[What is asked] All of the records below need to be copied exactly.

##### Supplied entries #####

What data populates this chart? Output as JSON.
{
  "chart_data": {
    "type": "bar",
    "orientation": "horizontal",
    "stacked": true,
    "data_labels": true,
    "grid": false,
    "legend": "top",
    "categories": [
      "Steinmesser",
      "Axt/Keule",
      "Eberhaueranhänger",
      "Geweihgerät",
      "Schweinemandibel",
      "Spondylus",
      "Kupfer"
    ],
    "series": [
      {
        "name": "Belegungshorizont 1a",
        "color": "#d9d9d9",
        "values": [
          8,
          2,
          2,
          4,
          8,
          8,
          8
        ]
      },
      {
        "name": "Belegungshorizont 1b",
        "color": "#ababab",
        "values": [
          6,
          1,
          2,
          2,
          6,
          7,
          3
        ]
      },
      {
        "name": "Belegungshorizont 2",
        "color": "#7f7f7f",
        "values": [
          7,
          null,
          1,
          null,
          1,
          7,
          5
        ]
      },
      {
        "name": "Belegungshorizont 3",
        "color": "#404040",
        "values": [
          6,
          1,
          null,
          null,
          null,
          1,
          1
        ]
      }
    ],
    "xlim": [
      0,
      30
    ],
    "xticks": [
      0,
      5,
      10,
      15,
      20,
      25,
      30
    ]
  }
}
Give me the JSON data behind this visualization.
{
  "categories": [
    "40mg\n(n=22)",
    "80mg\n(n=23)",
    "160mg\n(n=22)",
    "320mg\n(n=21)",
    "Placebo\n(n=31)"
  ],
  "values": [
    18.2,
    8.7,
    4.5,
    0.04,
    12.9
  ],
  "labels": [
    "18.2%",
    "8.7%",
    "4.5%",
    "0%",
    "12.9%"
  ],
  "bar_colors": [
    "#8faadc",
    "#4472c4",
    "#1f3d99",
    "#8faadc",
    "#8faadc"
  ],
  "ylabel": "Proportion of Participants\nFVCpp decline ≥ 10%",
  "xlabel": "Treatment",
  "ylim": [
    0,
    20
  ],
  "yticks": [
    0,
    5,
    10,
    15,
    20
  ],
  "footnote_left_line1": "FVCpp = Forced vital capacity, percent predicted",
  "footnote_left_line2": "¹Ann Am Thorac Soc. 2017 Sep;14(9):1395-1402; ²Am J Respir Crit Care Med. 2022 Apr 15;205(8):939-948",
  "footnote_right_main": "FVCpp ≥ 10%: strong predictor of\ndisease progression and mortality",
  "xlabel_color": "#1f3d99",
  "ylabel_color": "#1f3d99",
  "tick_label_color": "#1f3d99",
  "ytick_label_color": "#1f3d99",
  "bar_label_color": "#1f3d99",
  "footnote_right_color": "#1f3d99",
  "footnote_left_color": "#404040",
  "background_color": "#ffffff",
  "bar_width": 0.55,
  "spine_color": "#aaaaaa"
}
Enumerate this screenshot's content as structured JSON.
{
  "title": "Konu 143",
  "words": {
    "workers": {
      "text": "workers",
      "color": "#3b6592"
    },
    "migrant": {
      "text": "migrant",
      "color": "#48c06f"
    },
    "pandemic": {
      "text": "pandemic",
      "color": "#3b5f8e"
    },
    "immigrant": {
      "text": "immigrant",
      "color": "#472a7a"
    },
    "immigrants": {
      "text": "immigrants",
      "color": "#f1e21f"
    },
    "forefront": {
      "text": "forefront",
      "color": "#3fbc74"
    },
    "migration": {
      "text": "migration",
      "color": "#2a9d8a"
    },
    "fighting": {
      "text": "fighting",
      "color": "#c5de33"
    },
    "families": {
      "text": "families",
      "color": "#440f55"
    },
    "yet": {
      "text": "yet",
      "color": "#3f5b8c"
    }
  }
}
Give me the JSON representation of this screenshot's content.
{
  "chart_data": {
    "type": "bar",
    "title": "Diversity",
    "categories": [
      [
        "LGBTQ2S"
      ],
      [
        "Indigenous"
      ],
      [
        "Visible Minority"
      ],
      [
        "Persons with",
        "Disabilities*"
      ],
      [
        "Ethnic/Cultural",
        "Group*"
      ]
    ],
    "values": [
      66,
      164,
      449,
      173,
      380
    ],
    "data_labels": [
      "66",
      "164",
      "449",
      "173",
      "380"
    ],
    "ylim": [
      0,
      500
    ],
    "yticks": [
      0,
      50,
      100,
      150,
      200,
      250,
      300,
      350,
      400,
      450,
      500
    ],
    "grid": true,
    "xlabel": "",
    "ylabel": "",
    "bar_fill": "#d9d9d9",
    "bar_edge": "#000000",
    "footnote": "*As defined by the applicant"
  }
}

#####

[The solution]
What data populates this chart? Output as JSON.
{
  "chart_data": {
    "type": "bar",
    "orientation": "horizontal",
    "stacked": true,
    "data_labels": true,
    "grid": false,
    "legend": "top",
    "categories": [
      "Steinmesser",
      "Axt/Keule",
      "Eberhaueranhänger",
      "Geweihgerät",
      "Schweinemandibel",
      "Spondylus",
      "Kupfer"
    ],
    "series": [
      {
        "name": "Belegungshorizont 1a",
        "color": "#d9d9d9",
        "values": [
          8,
          2,
          2,
          4,
          8,
          8,
          8
        ]
      },
      {
        "name": "Belegungshorizont 1b",
        "color": "#ababab",
        "values": [
          6,
          1,
          2,
          2,
          6,
          7,
          3
        ]
      },
      {
        "name": "Belegungshorizont 2",
        "color": "#7f7f7f",
        "values": [
          7,
          null,
          1,
          null,
          1,
          7,
          5
        ]
      },
      {
        "name": "Belegungshorizont 3",
        "color": "#404040",
        "values": [
          6,
          1,
          null,
          null,
          null,
          1,
          1
        ]
      }
    ],
    "xlim": [
      0,
      30
    ],
    "xticks": [
      0,
      5,
      10,
      15,
      20,
      25,
      30
    ]
  }
}
Give me the JSON data behind this visualization.
{
  "categories": [
    "40mg\n(n=22)",
    "80mg\n(n=23)",
    "160mg\n(n=22)",
    "320mg\n(n=21)",
    "Placebo\n(n=31)"
  ],
  "values": [
    18.2,
    8.7,
    4.5,
    0.04,
    12.9
  ],
  "labels": [
    "18.2%",
    "8.7%",
    "4.5%",
    "0%",
    "12.9%"
  ],
  "bar_colors": [
    "#8faadc",
    "#4472c4",
    "#1f3d99",
    "#8faadc",
    "#8faadc"
  ],
  "ylabel": "Proportion of Participants\nFVCpp decline ≥ 10%",
  "xlabel": "Treatment",
  "ylim": [
    0,
    20
  ],
  "yticks": [
    0,
    5,
    10,
    15,
    20
  ],
  "footnote_left_line1": "FVCpp = Forced vital capacity, percent predicted",
  "footnote_left_line2": "¹Ann Am Thorac Soc. 2017 Sep;14(9):1395-1402; ²Am J Respir Crit Care Med. 2022 Apr 15;205(8):939-948",
  "footnote_right_main": "FVCpp ≥ 10%: strong predictor of\ndisease progression and mortality",
  "xlabel_color": "#1f3d99",
  "ylabel_color": "#1f3d99",
  "tick_label_color": "#1f3d99",
  "ytick_label_color": "#1f3d99",
  "bar_label_color": "#1f3d99",
  "footnote_right_color": "#1f3d99",
  "footnote_left_color": "#404040",
  "background_color": "#ffffff",
  "bar_width": 0.55,
  "spine_color": "#aaaaaa"
}
Enumerate this screenshot's content as structured JSON.
{
  "title": "Konu 143",
  "words": {
    "workers": {
      "text": "workers",
      "color": "#3b6592"
    },
    "migrant": {
      "text": "migrant",
      "color": "#48c06f"
    },
    "pandemic": {
      "text": "pandemic",
      "color": "#3b5f8e"
    },
    "immigrant": {
      "text": "immigrant",
      "color": "#472a7a"
    },
    "immigrants": {
      "text": "immigrants",
      "color": "#f1e21f"
    },
    "forefront": {
      "text": "forefront",
      "color": "#3fbc74"
    },
    "migration": {
      "text": "migration",
      "color": "#2a9d8a"
    },
    "fighting": {
      "text": "fighting",
      "color": "#c5de33"
    },
    "families": {
      "text": "families",
      "color": "#440f55"
    },
    "yet": {
      "text": "yet",
      "color": "#3f5b8c"
    }
  }
}
Give me the JSON representation of this screenshot's content.
{
  "chart_data": {
    "type": "bar",
    "title": "Diversity",
    "categories": [
      [
        "LGBTQ2S"
      ],
      [
        "Indigenous"
      ],
      [
        "Visible Minority"
      ],
      [
        "Persons with",
        "Disabilities*"
      ],
      [
        "Ethnic/Cultural",
        "Group*"
      ]
    ],
    "values": [
      66,
      164,
      449,
      173,
      380
    ],
    "data_labels": [
      "66",
      "164",
      "449",
      "173",
      "380"
    ],
    "ylim": [
      0,
      500
    ],
    "yticks": [
      0,
      50,
      100,
      150,
      200,
      250,
      300,
      350,
      400,
      450,
      500
    ],
    "grid": true,
    "xlabel": "",
    "ylabel": "",
    "bar_fill": "#d9d9d9",
    "bar_edge": "#000000",
    "footnote": "*As defined by the applicant"
  }
}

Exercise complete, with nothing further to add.